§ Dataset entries
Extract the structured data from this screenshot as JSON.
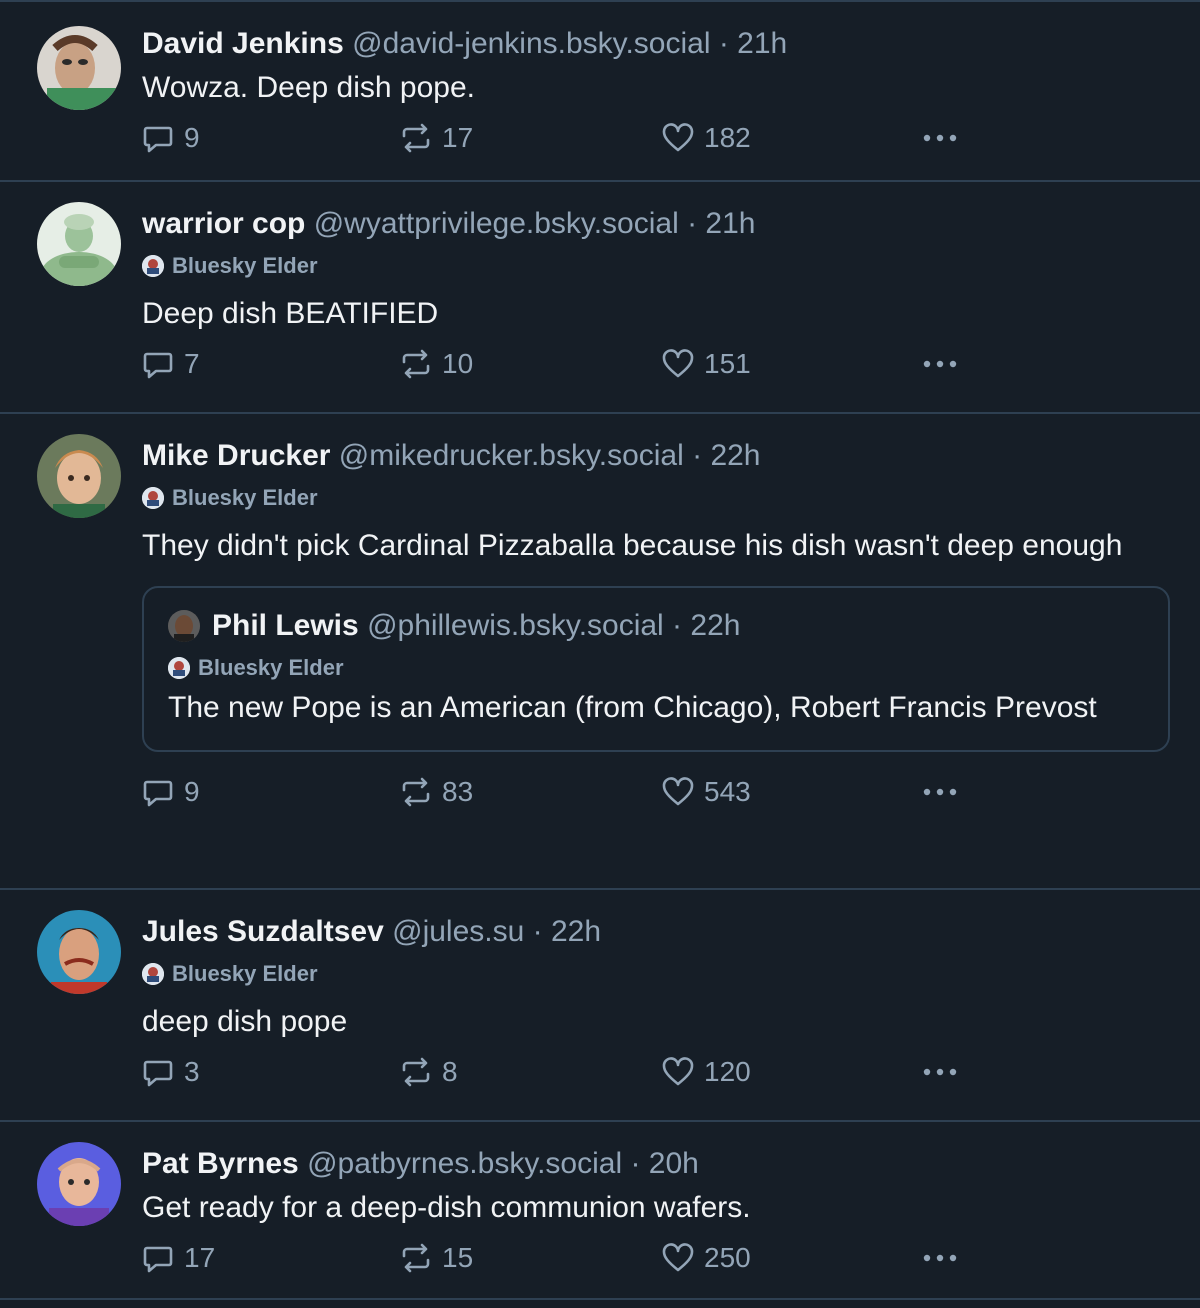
{
  "badge_label": "Bluesky Elder",
  "posts": [
    {
      "name": "David Jenkins",
      "handle": "@david-jenkins.bsky.social · 21h",
      "text": "Wowza. Deep dish pope.",
      "replies": "9",
      "reposts": "17",
      "likes": "182"
    },
    {
      "name": "warrior cop",
      "handle": "@wyattprivilege.bsky.social · 21h",
      "text": "Deep dish BEATIFIED",
      "replies": "7",
      "reposts": "10",
      "likes": "151"
    },
    {
      "name": "Mike Drucker",
      "handle": "@mikedrucker.bsky.social · 22h",
      "text": "They didn't pick Cardinal Pizzaballa because his dish wasn't deep enough",
      "quote": {
        "name": "Phil Lewis",
        "handle": "@phillewis.bsky.social · 22h",
        "text": "The new Pope is an American (from Chicago), Robert Francis Prevost"
      },
      "replies": "9",
      "reposts": "83",
      "likes": "543"
    },
    {
      "name": "Jules Suzdaltsev",
      "handle": "@jules.su · 22h",
      "text": "deep dish pope",
      "replies": "3",
      "reposts": "8",
      "likes": "120"
    },
    {
      "name": "Pat Byrnes",
      "handle": "@patbyrnes.bsky.social · 20h",
      "text": "Get ready for a deep-dish communion wafers.",
      "replies": "17",
      "reposts": "15",
      "likes": "250"
    }
  ],
  "colors": {
    "background": "#161e27",
    "muted": "#93a5b7",
    "divider": "#2e4052",
    "text": "#f1f3f5"
  }
}
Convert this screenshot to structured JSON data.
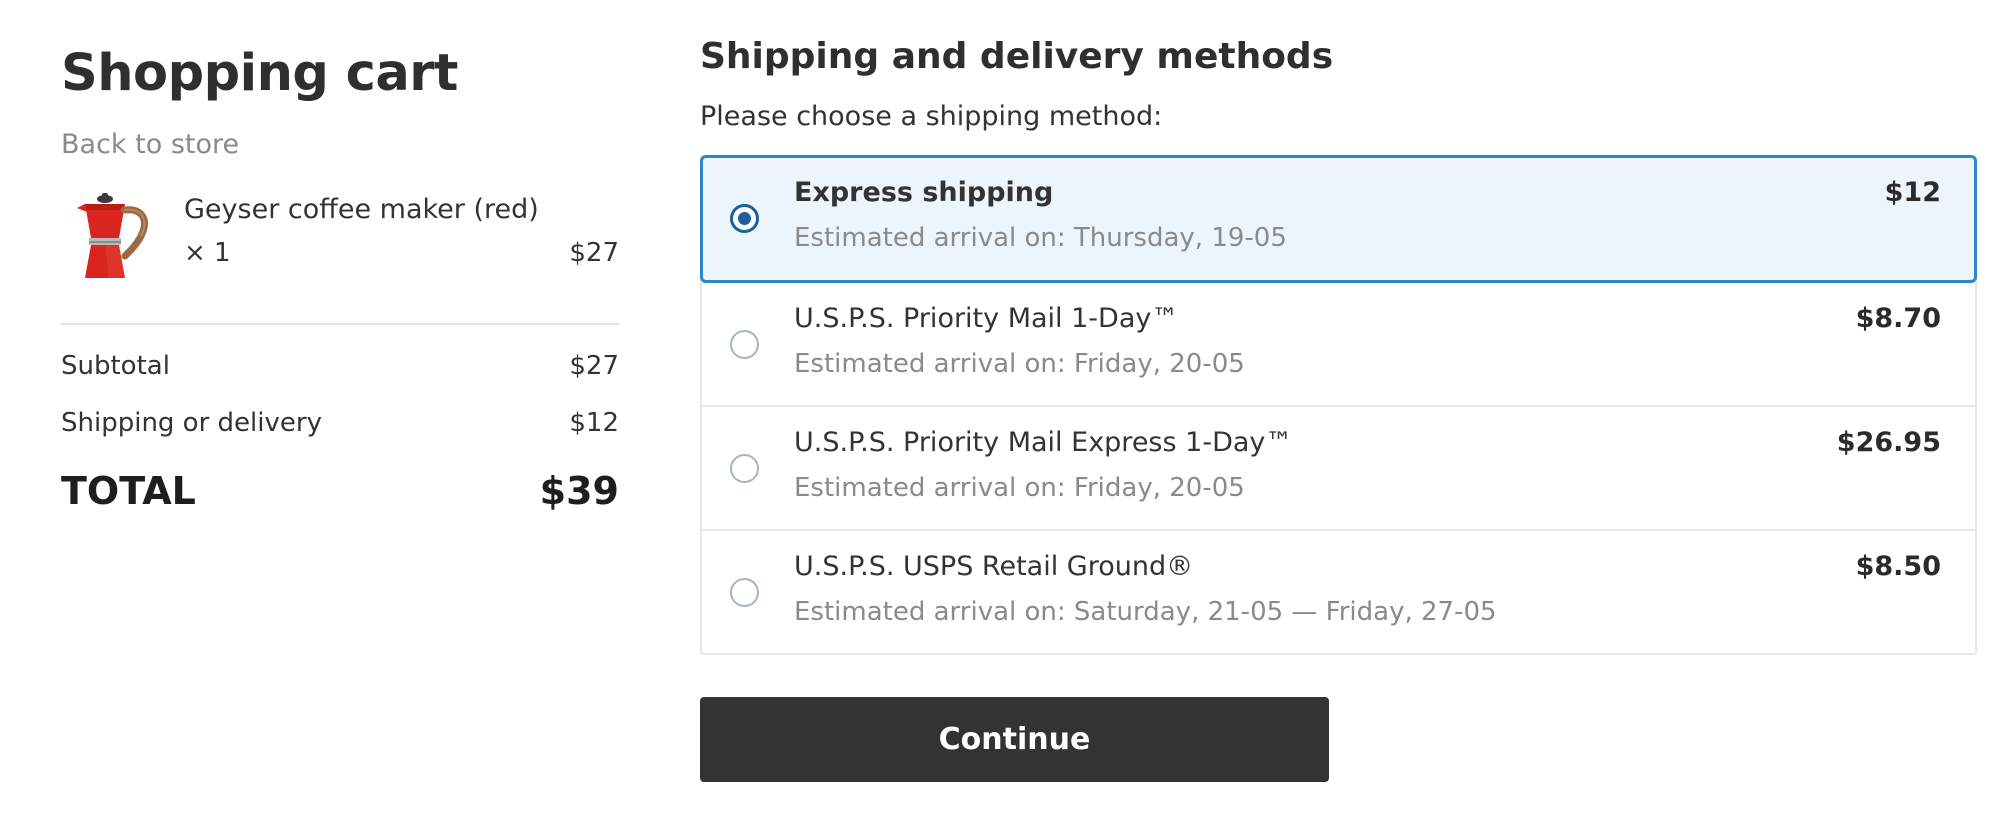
{
  "cart": {
    "title": "Shopping cart",
    "back_link": "Back to store",
    "items": [
      {
        "name": "Geyser coffee maker (red)",
        "quantity": "× 1",
        "price": "$27",
        "image_icon": "red-moka-pot-image"
      }
    ],
    "summary": {
      "subtotal_label": "Subtotal",
      "subtotal_value": "$27",
      "shipping_label": "Shipping or delivery",
      "shipping_value": "$12",
      "total_label": "TOTAL",
      "total_value": "$39"
    }
  },
  "shipping": {
    "title": "Shipping and delivery methods",
    "prompt": "Please choose a shipping method:",
    "methods": [
      {
        "name": "Express shipping",
        "eta": "Estimated arrival on: Thursday, 19-05",
        "price": "$12",
        "selected": true
      },
      {
        "name": "U.S.P.S. Priority Mail 1-Day™",
        "eta": "Estimated arrival on: Friday, 20-05",
        "price": "$8.70",
        "selected": false
      },
      {
        "name": "U.S.P.S. Priority Mail Express 1-Day™",
        "eta": "Estimated arrival on: Friday, 20-05",
        "price": "$26.95",
        "selected": false
      },
      {
        "name": "U.S.P.S. USPS Retail Ground®",
        "eta": "Estimated arrival on: Saturday, 21-05 — Friday, 27-05",
        "price": "$8.50",
        "selected": false
      }
    ],
    "continue_label": "Continue"
  },
  "colors": {
    "accent": "#2f86c8",
    "radio_selected": "#1d5f96",
    "selected_bg": "#ecf5fc",
    "button_bg": "#333333",
    "product_red": "#d9241f"
  }
}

§ WHAT YOU SHOULD DO
Leave the pictures out and reproduce each record exactly as written.

§ RESULT OF THIS EXERCISE
Extract the structured data from this screenshot as JSON.
{
  "badge_label": "Bluesky Elder",
  "posts": [
    {
      "name": "David Jenkins",
      "handle": "@david-jenkins.bsky.social · 21h",
      "text": "Wowza. Deep dish pope.",
      "replies": "9",
      "reposts": "17",
      "likes": "182"
    },
    {
      "name": "warrior cop",
      "handle": "@wyattprivilege.bsky.social · 21h",
      "text": "Deep dish BEATIFIED",
      "replies": "7",
      "reposts": "10",
      "likes": "151"
    },
    {
      "name": "Mike Drucker",
      "handle": "@mikedrucker.bsky.social · 22h",
      "text": "They didn't pick Cardinal Pizzaballa because his dish wasn't deep enough",
      "quote": {
        "name": "Phil Lewis",
        "handle": "@phillewis.bsky.social · 22h",
        "text": "The new Pope is an American (from Chicago), Robert Francis Prevost"
      },
      "replies": "9",
      "reposts": "83",
      "likes": "543"
    },
    {
      "name": "Jules Suzdaltsev",
      "handle": "@jules.su · 22h",
      "text": "deep dish pope",
      "replies": "3",
      "reposts": "8",
      "likes": "120"
    },
    {
      "name": "Pat Byrnes",
      "handle": "@patbyrnes.bsky.social · 20h",
      "text": "Get ready for a deep-dish communion wafers.",
      "replies": "17",
      "reposts": "15",
      "likes": "250"
    }
  ],
  "colors": {
    "background": "#161e27",
    "muted": "#93a5b7",
    "divider": "#2e4052",
    "text": "#f1f3f5"
  }
}
Convert this screenshot to structured JSON data.
{
  "cart": {
    "title": "Shopping cart",
    "back_link": "Back to store",
    "items": [
      {
        "name": "Geyser coffee maker (red)",
        "quantity": "× 1",
        "price": "$27",
        "image_icon": "red-moka-pot-image"
      }
    ],
    "summary": {
      "subtotal_label": "Subtotal",
      "subtotal_value": "$27",
      "shipping_label": "Shipping or delivery",
      "shipping_value": "$12",
      "total_label": "TOTAL",
      "total_value": "$39"
    }
  },
  "shipping": {
    "title": "Shipping and delivery methods",
    "prompt": "Please choose a shipping method:",
    "methods": [
      {
        "name": "Express shipping",
        "eta": "Estimated arrival on: Thursday, 19-05",
        "price": "$12",
        "selected": true
      },
      {
        "name": "U.S.P.S. Priority Mail 1-Day™",
        "eta": "Estimated arrival on: Friday, 20-05",
        "price": "$8.70",
        "selected": false
      },
      {
        "name": "U.S.P.S. Priority Mail Express 1-Day™",
        "eta": "Estimated arrival on: Friday, 20-05",
        "price": "$26.95",
        "selected": false
      },
      {
        "name": "U.S.P.S. USPS Retail Ground®",
        "eta": "Estimated arrival on: Saturday, 21-05 — Friday, 27-05",
        "price": "$8.50",
        "selected": false
      }
    ],
    "continue_label": "Continue"
  },
  "colors": {
    "accent": "#2f86c8",
    "radio_selected": "#1d5f96",
    "selected_bg": "#ecf5fc",
    "button_bg": "#333333",
    "product_red": "#d9241f"
  }
}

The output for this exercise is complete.